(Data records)
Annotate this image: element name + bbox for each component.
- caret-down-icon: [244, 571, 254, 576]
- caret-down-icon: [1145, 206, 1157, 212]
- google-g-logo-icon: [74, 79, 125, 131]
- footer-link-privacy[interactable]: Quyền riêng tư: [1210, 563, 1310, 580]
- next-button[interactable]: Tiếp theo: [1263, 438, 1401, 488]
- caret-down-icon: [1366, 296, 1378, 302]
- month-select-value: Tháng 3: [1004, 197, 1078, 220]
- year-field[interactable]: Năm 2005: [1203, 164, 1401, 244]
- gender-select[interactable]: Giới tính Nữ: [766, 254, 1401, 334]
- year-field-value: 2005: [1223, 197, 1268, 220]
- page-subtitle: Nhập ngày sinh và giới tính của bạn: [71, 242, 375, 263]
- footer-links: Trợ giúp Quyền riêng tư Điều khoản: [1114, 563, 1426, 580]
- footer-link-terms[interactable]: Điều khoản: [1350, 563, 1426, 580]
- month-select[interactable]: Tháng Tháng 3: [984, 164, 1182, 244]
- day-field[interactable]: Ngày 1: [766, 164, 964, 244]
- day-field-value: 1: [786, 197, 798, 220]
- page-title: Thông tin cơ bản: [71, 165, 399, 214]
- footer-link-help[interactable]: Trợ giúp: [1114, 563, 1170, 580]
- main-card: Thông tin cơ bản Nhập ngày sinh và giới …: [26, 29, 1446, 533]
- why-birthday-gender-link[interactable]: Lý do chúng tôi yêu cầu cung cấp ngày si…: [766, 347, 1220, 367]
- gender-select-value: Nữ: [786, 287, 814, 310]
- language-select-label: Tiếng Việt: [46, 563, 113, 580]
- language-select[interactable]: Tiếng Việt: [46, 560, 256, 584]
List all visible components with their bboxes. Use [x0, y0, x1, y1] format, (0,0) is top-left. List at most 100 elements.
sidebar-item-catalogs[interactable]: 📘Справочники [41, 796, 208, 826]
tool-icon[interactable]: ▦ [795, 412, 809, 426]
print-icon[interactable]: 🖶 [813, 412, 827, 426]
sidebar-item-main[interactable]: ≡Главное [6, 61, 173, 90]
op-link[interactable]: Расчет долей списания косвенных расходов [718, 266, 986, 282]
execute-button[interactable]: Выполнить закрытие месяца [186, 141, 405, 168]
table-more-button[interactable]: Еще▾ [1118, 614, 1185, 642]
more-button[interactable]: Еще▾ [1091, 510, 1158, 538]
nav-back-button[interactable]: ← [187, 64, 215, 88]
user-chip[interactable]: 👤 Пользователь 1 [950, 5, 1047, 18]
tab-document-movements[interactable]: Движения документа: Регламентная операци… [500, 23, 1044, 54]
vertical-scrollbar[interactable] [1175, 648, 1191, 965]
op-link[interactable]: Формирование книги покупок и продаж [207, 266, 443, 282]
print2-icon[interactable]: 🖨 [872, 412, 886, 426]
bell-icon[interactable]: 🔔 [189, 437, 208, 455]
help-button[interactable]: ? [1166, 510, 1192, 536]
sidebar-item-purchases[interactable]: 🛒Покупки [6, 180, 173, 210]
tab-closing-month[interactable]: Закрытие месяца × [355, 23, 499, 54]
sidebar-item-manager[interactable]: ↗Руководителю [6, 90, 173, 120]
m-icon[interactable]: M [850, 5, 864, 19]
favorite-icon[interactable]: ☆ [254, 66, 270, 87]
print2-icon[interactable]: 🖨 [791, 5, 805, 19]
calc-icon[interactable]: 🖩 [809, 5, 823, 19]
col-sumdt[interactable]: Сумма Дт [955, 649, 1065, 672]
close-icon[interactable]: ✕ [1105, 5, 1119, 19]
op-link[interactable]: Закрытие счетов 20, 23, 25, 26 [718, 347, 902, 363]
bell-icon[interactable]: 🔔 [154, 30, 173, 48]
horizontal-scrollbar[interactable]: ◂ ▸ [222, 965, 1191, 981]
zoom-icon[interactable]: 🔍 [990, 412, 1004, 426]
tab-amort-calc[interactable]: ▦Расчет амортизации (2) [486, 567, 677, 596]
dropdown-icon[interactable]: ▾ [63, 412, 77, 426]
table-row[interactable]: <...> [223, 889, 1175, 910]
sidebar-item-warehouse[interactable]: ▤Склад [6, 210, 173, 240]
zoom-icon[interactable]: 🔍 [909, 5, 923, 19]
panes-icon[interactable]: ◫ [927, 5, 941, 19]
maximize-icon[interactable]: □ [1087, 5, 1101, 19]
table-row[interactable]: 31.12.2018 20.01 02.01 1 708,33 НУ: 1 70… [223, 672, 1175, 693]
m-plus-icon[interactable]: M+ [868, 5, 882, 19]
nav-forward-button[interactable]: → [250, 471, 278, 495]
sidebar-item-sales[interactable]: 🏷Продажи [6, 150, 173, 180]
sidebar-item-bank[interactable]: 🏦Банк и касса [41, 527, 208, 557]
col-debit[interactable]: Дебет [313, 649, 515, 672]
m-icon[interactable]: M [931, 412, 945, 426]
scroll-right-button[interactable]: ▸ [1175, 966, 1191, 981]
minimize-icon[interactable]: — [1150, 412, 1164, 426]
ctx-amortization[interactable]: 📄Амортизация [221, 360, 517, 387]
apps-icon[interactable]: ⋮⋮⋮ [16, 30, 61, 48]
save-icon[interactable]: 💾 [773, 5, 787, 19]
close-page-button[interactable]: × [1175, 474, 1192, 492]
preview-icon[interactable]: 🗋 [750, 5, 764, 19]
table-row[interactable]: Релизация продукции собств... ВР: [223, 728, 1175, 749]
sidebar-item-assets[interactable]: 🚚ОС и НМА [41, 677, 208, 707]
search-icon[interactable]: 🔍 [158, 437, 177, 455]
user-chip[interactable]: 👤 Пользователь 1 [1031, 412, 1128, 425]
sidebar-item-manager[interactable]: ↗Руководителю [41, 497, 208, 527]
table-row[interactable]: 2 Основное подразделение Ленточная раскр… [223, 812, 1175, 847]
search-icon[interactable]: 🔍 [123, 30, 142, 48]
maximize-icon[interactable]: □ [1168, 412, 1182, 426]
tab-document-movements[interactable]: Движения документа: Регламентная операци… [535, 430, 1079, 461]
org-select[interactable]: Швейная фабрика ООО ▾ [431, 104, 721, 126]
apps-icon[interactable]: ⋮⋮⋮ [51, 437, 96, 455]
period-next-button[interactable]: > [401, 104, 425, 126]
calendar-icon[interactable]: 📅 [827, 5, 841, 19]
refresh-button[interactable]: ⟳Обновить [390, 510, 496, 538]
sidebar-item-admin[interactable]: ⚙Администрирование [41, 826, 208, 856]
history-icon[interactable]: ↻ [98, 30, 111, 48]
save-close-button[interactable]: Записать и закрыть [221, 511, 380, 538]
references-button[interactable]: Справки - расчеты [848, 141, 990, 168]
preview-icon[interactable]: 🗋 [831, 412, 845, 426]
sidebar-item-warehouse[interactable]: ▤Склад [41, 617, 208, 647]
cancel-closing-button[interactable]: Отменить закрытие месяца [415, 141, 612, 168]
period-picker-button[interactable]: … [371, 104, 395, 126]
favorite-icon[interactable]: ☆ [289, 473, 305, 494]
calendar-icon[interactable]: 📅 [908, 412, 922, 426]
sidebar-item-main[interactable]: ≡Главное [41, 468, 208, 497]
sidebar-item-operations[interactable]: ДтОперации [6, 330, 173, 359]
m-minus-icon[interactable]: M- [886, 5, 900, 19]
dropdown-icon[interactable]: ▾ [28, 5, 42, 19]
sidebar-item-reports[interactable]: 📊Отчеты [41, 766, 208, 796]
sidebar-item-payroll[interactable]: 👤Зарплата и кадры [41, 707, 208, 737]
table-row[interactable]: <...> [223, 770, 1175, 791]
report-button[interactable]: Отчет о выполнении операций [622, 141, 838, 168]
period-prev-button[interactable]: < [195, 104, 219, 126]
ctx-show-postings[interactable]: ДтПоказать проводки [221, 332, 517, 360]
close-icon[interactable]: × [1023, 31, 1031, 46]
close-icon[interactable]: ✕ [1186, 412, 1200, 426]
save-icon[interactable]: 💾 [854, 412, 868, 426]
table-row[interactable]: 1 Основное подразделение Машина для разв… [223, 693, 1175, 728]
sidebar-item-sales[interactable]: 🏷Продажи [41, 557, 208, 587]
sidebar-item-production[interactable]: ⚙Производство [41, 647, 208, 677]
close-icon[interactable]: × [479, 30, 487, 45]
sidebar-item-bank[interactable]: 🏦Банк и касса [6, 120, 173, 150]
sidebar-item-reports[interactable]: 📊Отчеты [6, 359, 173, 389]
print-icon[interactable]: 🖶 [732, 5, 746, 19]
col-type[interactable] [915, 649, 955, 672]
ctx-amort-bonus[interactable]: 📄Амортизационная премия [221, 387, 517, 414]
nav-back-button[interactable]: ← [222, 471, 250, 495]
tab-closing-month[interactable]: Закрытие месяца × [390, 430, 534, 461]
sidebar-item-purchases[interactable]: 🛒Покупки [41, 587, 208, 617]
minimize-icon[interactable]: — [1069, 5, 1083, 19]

● **Required task**: Give the lines from the start of the material through the line containing "- gender-select-value: Nữ: [786, 287, 814, 310]" as a numbered list, leaving out any blank lines.

● **Exercise solution**:
1. Annotate this image: element name + bbox for each component.
2. - caret-down-icon: [244, 571, 254, 576]
3. - caret-down-icon: [1145, 206, 1157, 212]
4. - google-g-logo-icon: [74, 79, 125, 131]
5. - footer-link-privacy[interactable]: Quyền riêng tư: [1210, 563, 1310, 580]
6. - next-button[interactable]: Tiếp theo: [1263, 438, 1401, 488]
7. - caret-down-icon: [1366, 296, 1378, 302]
8. - month-select-value: Tháng 3: [1004, 197, 1078, 220]
9. - year-field[interactable]: Năm 2005: [1203, 164, 1401, 244]
10. - gender-select[interactable]: Giới tính Nữ: [766, 254, 1401, 334]
11. - year-field-value: 2005: [1223, 197, 1268, 220]
12. - page-subtitle: Nhập ngày sinh và giới tính của bạn: [71, 242, 375, 263]
13. - footer-links: Trợ giúp Quyền riêng tư Điều khoản: [1114, 563, 1426, 580]
14. - footer-link-terms[interactable]: Điều khoản: [1350, 563, 1426, 580]
15. - month-select[interactable]: Tháng Tháng 3: [984, 164, 1182, 244]
16. - day-field[interactable]: Ngày 1: [766, 164, 964, 244]
17. - day-field-value: 1: [786, 197, 798, 220]
18. - page-title: Thông tin cơ bản: [71, 165, 399, 214]
19. - footer-link-help[interactable]: Trợ giúp: [1114, 563, 1170, 580]
20. - main-card: Thông tin cơ bản Nhập ngày sinh và giới …: [26, 29, 1446, 533]
21. - why-birthday-gender-link[interactable]: Lý do chúng tôi yêu cầu cung cấp ngày si…: [766, 347, 1220, 367]
22. - gender-select-value: Nữ: [786, 287, 814, 310]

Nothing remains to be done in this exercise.